Task directions -> Below is some material; set it all down exactly, apart from the pictures.
++++++++
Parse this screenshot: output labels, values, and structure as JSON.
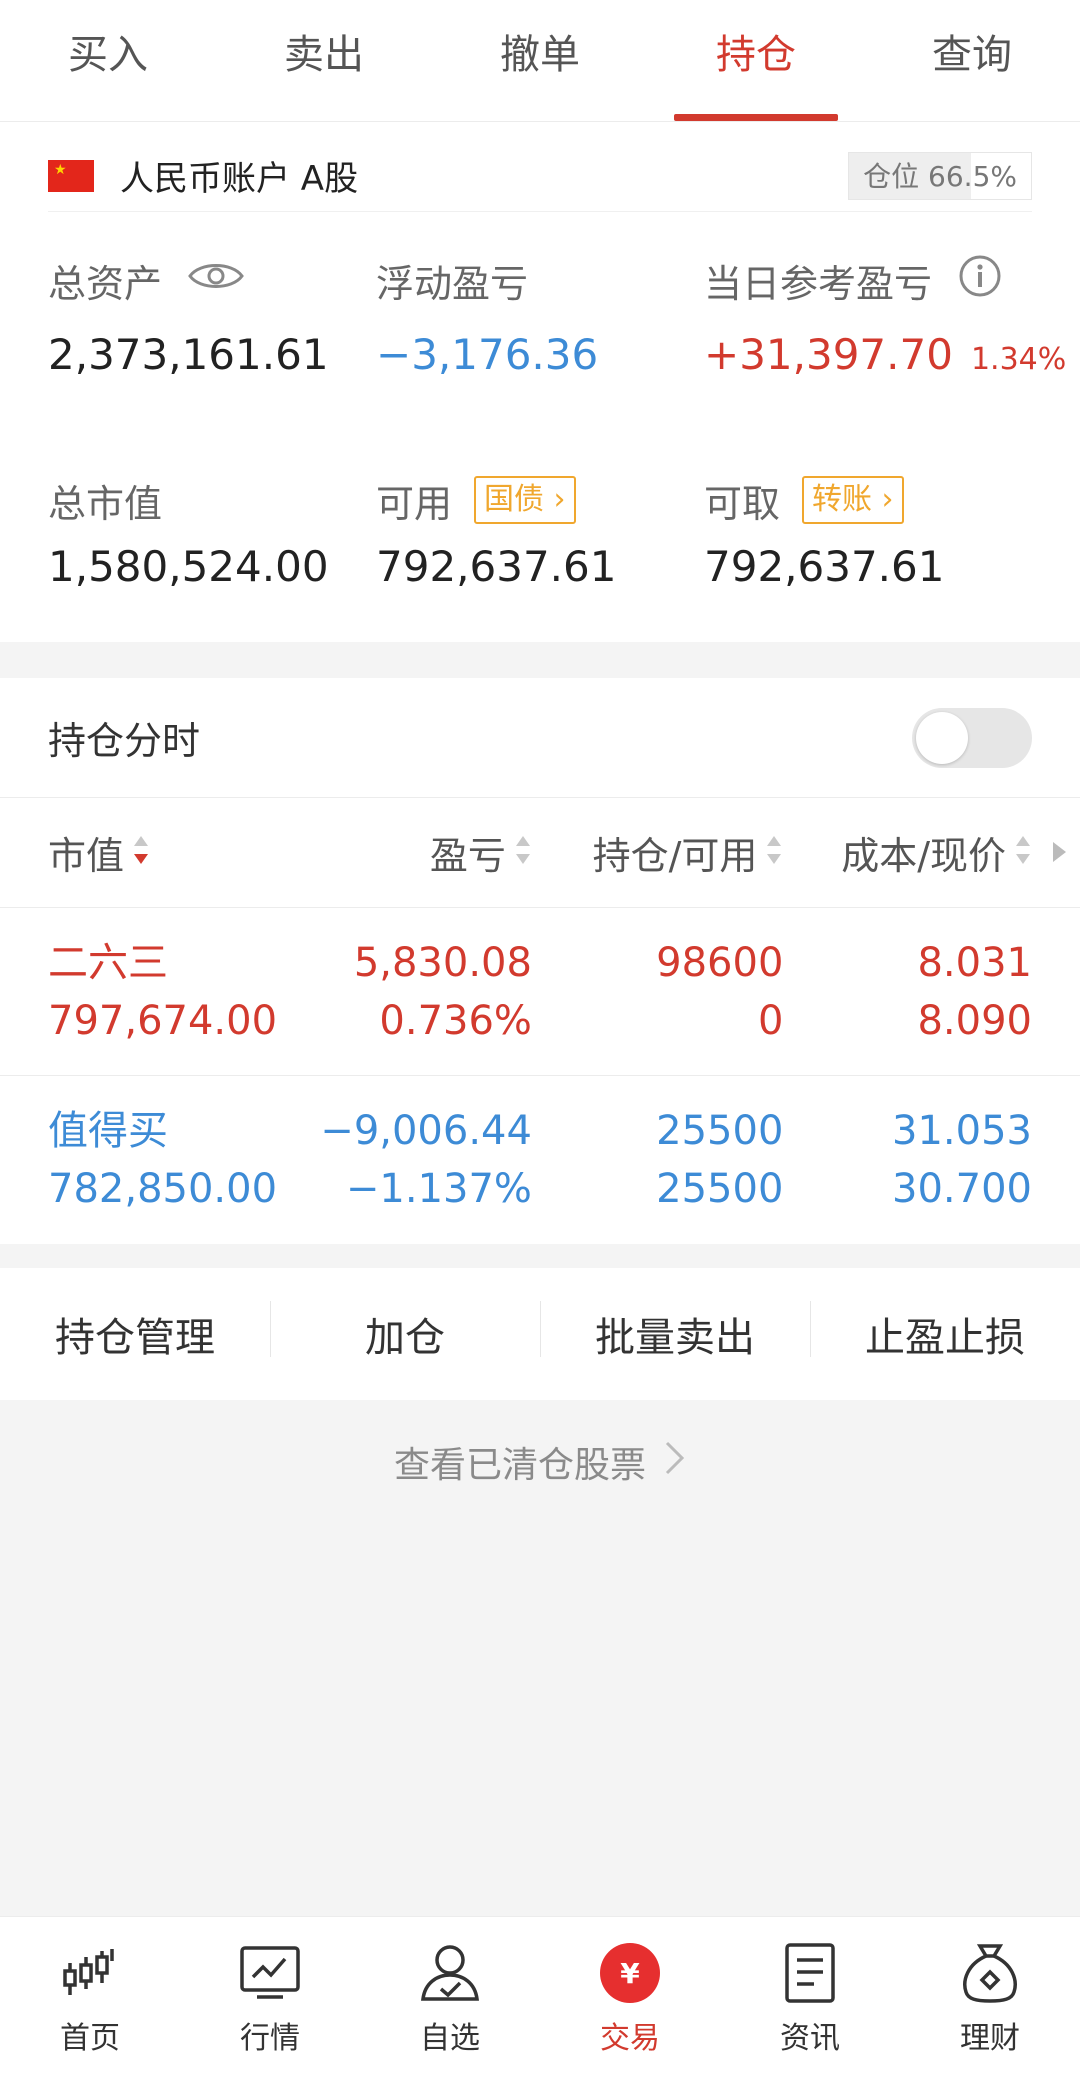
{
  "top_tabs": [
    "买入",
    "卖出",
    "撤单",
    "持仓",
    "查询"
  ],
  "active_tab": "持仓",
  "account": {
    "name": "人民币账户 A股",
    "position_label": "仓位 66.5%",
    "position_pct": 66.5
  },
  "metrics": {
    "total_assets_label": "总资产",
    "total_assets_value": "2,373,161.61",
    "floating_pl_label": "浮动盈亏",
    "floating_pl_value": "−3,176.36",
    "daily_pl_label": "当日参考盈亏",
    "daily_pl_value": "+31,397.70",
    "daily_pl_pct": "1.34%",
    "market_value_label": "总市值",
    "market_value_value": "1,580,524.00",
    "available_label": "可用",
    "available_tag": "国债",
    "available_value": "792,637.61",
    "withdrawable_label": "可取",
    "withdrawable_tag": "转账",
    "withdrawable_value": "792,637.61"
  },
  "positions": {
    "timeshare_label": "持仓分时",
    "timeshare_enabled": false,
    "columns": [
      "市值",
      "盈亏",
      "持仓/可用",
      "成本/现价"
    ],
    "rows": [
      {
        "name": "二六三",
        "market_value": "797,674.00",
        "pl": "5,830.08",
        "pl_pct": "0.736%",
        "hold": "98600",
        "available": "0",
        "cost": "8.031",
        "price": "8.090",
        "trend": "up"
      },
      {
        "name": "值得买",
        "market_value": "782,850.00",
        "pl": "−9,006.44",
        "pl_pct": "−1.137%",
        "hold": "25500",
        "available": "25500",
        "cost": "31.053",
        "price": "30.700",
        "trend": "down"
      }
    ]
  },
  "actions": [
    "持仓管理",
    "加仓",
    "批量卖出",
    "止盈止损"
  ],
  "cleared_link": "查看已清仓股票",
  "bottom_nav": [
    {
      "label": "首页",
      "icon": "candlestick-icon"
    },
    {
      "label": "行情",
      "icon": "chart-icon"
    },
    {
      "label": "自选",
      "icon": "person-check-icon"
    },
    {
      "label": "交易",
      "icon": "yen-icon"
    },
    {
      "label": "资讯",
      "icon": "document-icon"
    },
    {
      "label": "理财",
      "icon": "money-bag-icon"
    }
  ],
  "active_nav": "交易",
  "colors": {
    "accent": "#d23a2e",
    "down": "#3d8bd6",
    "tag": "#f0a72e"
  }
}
++++++++
Output of the task ->
Parse this screenshot: output labels, values, and structure as JSON.
{
  "top_tabs": [
    "买入",
    "卖出",
    "撤单",
    "持仓",
    "查询"
  ],
  "active_tab": "持仓",
  "account": {
    "name": "人民币账户 A股",
    "position_label": "仓位 66.5%",
    "position_pct": 66.5
  },
  "metrics": {
    "total_assets_label": "总资产",
    "total_assets_value": "2,373,161.61",
    "floating_pl_label": "浮动盈亏",
    "floating_pl_value": "−3,176.36",
    "daily_pl_label": "当日参考盈亏",
    "daily_pl_value": "+31,397.70",
    "daily_pl_pct": "1.34%",
    "market_value_label": "总市值",
    "market_value_value": "1,580,524.00",
    "available_label": "可用",
    "available_tag": "国债",
    "available_value": "792,637.61",
    "withdrawable_label": "可取",
    "withdrawable_tag": "转账",
    "withdrawable_value": "792,637.61"
  },
  "positions": {
    "timeshare_label": "持仓分时",
    "timeshare_enabled": false,
    "columns": [
      "市值",
      "盈亏",
      "持仓/可用",
      "成本/现价"
    ],
    "rows": [
      {
        "name": "二六三",
        "market_value": "797,674.00",
        "pl": "5,830.08",
        "pl_pct": "0.736%",
        "hold": "98600",
        "available": "0",
        "cost": "8.031",
        "price": "8.090",
        "trend": "up"
      },
      {
        "name": "值得买",
        "market_value": "782,850.00",
        "pl": "−9,006.44",
        "pl_pct": "−1.137%",
        "hold": "25500",
        "available": "25500",
        "cost": "31.053",
        "price": "30.700",
        "trend": "down"
      }
    ]
  },
  "actions": [
    "持仓管理",
    "加仓",
    "批量卖出",
    "止盈止损"
  ],
  "cleared_link": "查看已清仓股票",
  "bottom_nav": [
    {
      "label": "首页",
      "icon": "candlestick-icon"
    },
    {
      "label": "行情",
      "icon": "chart-icon"
    },
    {
      "label": "自选",
      "icon": "person-check-icon"
    },
    {
      "label": "交易",
      "icon": "yen-icon"
    },
    {
      "label": "资讯",
      "icon": "document-icon"
    },
    {
      "label": "理财",
      "icon": "money-bag-icon"
    }
  ],
  "active_nav": "交易",
  "colors": {
    "accent": "#d23a2e",
    "down": "#3d8bd6",
    "tag": "#f0a72e"
  }
}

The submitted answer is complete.